▸ THE EXERCISE:
Set the listing down unchanged, minus every embedded image.

▸ Extracted records:
☆ ☆ ☆ ☆ ☆ ☆ ☆

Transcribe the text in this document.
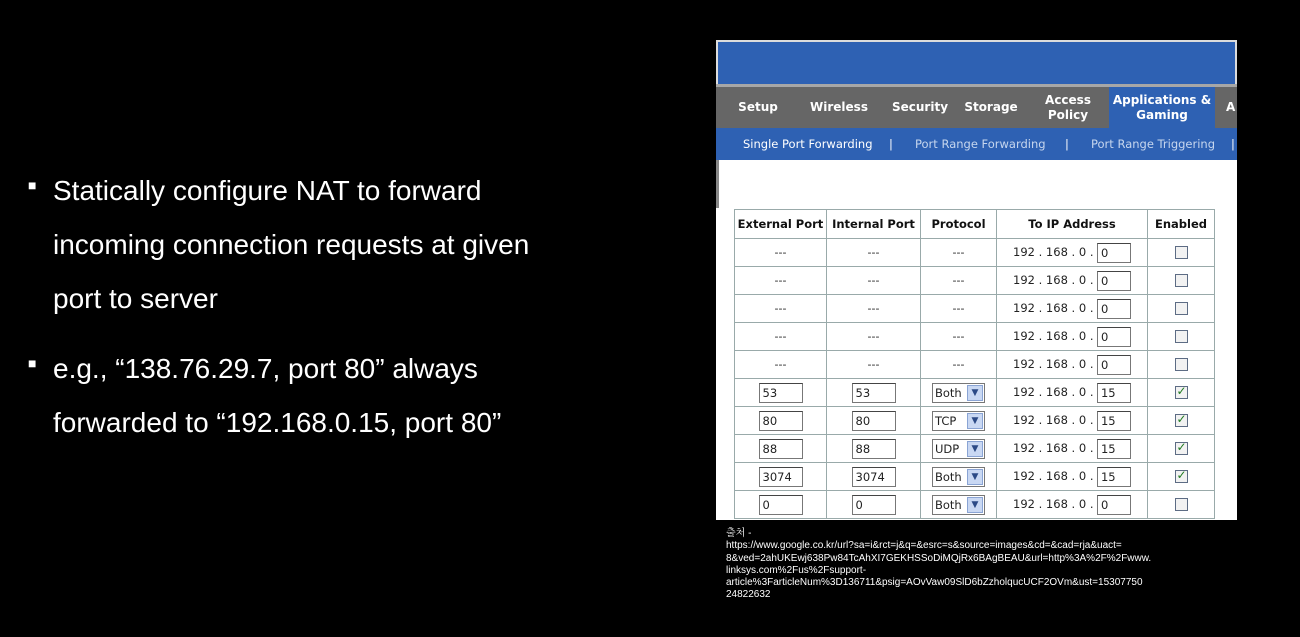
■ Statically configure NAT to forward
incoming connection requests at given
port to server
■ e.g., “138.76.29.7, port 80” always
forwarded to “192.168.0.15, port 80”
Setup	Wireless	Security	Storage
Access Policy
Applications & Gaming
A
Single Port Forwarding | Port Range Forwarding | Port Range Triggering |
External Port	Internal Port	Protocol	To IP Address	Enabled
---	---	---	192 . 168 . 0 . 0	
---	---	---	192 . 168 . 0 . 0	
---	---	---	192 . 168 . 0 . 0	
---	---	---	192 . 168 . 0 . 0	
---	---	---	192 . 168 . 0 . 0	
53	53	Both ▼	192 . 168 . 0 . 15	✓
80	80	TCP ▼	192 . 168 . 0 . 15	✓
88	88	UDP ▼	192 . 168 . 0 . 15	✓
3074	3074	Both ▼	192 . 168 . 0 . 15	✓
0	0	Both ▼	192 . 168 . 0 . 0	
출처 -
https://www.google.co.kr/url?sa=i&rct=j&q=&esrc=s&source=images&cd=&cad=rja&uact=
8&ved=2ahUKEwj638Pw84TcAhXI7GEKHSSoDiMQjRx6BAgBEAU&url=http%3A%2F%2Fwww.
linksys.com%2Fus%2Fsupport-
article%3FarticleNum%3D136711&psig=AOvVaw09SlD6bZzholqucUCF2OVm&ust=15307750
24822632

☆ ☆ ☆ ☆ ☆ ☆ ☆

▸ RESULT OF THE TASK:
Transcribe the text in this document.
■ Statically configure NAT to forward
incoming connection requests at given
port to server
■ e.g., “138.76.29.7, port 80” always
forwarded to “192.168.0.15, port 80”
Setup	Wireless	Security	Storage
Access Policy
Applications & Gaming
A
Single Port Forwarding | Port Range Forwarding | Port Range Triggering |
External Port	Internal Port	Protocol	To IP Address	Enabled
---	---	---	192 . 168 . 0 . 0	
---	---	---	192 . 168 . 0 . 0	
---	---	---	192 . 168 . 0 . 0	
---	---	---	192 . 168 . 0 . 0	
---	---	---	192 . 168 . 0 . 0	
53	53	Both ▼	192 . 168 . 0 . 15	✓
80	80	TCP ▼	192 . 168 . 0 . 15	✓
88	88	UDP ▼	192 . 168 . 0 . 15	✓
3074	3074	Both ▼	192 . 168 . 0 . 15	✓
0	0	Both ▼	192 . 168 . 0 . 0	
출처 -
https://www.google.co.kr/url?sa=i&rct=j&q=&esrc=s&source=images&cd=&cad=rja&uact=
8&ved=2ahUKEwj638Pw84TcAhXI7GEKHSSoDiMQjRx6BAgBEAU&url=http%3A%2F%2Fwww.
linksys.com%2Fus%2Fsupport-
article%3FarticleNum%3D136711&psig=AOvVaw09SlD6bZzholqucUCF2OVm&ust=15307750
24822632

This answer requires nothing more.